* Given entries:
════

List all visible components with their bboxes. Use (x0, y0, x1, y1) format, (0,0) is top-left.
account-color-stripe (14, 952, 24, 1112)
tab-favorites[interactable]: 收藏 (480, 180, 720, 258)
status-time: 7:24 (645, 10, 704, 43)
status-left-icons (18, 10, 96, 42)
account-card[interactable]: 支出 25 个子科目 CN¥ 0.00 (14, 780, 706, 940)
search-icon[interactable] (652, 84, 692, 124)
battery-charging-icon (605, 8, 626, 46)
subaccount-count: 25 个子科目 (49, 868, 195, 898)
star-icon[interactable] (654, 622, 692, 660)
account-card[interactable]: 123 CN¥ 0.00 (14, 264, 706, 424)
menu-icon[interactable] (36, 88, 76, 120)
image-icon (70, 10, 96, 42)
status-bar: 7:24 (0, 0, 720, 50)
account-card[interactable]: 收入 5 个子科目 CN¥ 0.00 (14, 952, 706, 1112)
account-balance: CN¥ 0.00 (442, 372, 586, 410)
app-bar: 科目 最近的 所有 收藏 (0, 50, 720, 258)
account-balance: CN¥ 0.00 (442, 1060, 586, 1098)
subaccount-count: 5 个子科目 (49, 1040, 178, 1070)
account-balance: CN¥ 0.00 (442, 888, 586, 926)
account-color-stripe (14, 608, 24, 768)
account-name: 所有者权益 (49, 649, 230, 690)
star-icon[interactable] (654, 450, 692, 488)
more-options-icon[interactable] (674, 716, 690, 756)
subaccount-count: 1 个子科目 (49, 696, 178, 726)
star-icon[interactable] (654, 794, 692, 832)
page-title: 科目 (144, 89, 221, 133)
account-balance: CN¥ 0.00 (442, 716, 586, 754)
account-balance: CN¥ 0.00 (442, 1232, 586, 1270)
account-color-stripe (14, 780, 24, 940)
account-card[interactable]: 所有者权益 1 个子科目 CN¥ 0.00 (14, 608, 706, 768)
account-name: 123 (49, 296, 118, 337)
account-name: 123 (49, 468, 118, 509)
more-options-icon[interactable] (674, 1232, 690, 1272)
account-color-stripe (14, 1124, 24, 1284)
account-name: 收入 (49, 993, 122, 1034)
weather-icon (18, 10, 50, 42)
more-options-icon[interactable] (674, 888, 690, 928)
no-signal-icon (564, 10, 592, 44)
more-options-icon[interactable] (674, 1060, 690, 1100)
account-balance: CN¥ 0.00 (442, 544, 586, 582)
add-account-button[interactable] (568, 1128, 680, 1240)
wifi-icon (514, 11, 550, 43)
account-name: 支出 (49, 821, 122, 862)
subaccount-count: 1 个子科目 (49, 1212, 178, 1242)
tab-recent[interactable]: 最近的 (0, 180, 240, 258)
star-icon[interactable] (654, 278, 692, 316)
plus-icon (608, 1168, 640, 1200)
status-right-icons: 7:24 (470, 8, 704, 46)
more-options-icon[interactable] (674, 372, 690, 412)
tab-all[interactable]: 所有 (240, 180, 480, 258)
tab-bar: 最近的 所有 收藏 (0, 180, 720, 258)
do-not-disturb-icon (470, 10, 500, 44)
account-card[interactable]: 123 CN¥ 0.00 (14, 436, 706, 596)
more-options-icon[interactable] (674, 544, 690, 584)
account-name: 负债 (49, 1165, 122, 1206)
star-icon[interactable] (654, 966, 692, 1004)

════

* To do:
Can you reproduce the listing above line for line, with every character unchanged?

* Written solution:
List all visible components with their bboxes. Use (x0, y0, x1, y1) format, (0,0) is top-left.
account-color-stripe (14, 952, 24, 1112)
tab-favorites[interactable]: 收藏 (480, 180, 720, 258)
status-time: 7:24 (645, 10, 704, 43)
status-left-icons (18, 10, 96, 42)
account-card[interactable]: 支出 25 个子科目 CN¥ 0.00 (14, 780, 706, 940)
search-icon[interactable] (652, 84, 692, 124)
battery-charging-icon (605, 8, 626, 46)
subaccount-count: 25 个子科目 (49, 868, 195, 898)
star-icon[interactable] (654, 622, 692, 660)
account-card[interactable]: 123 CN¥ 0.00 (14, 264, 706, 424)
menu-icon[interactable] (36, 88, 76, 120)
image-icon (70, 10, 96, 42)
status-bar: 7:24 (0, 0, 720, 50)
account-card[interactable]: 收入 5 个子科目 CN¥ 0.00 (14, 952, 706, 1112)
account-balance: CN¥ 0.00 (442, 372, 586, 410)
app-bar: 科目 最近的 所有 收藏 (0, 50, 720, 258)
account-balance: CN¥ 0.00 (442, 1060, 586, 1098)
subaccount-count: 5 个子科目 (49, 1040, 178, 1070)
account-balance: CN¥ 0.00 (442, 888, 586, 926)
account-color-stripe (14, 608, 24, 768)
account-name: 所有者权益 (49, 649, 230, 690)
star-icon[interactable] (654, 450, 692, 488)
more-options-icon[interactable] (674, 716, 690, 756)
subaccount-count: 1 个子科目 (49, 696, 178, 726)
star-icon[interactable] (654, 794, 692, 832)
page-title: 科目 (144, 89, 221, 133)
account-balance: CN¥ 0.00 (442, 716, 586, 754)
account-balance: CN¥ 0.00 (442, 1232, 586, 1270)
account-color-stripe (14, 780, 24, 940)
account-card[interactable]: 所有者权益 1 个子科目 CN¥ 0.00 (14, 608, 706, 768)
account-name: 123 (49, 296, 118, 337)
account-name: 123 (49, 468, 118, 509)
more-options-icon[interactable] (674, 1232, 690, 1272)
account-color-stripe (14, 1124, 24, 1284)
account-name: 收入 (49, 993, 122, 1034)
weather-icon (18, 10, 50, 42)
more-options-icon[interactable] (674, 888, 690, 928)
no-signal-icon (564, 10, 592, 44)
more-options-icon[interactable] (674, 1060, 690, 1100)
account-balance: CN¥ 0.00 (442, 544, 586, 582)
add-account-button[interactable] (568, 1128, 680, 1240)
wifi-icon (514, 11, 550, 43)
account-name: 支出 (49, 821, 122, 862)
subaccount-count: 1 个子科目 (49, 1212, 178, 1242)
tab-recent[interactable]: 最近的 (0, 180, 240, 258)
star-icon[interactable] (654, 278, 692, 316)
plus-icon (608, 1168, 640, 1200)
status-right-icons: 7:24 (470, 8, 704, 46)
more-options-icon[interactable] (674, 372, 690, 412)
tab-all[interactable]: 所有 (240, 180, 480, 258)
tab-bar: 最近的 所有 收藏 (0, 180, 720, 258)
do-not-disturb-icon (470, 10, 500, 44)
account-card[interactable]: 123 CN¥ 0.00 (14, 436, 706, 596)
more-options-icon[interactable] (674, 544, 690, 584)
account-name: 负债 (49, 1165, 122, 1206)
star-icon[interactable] (654, 966, 692, 1004)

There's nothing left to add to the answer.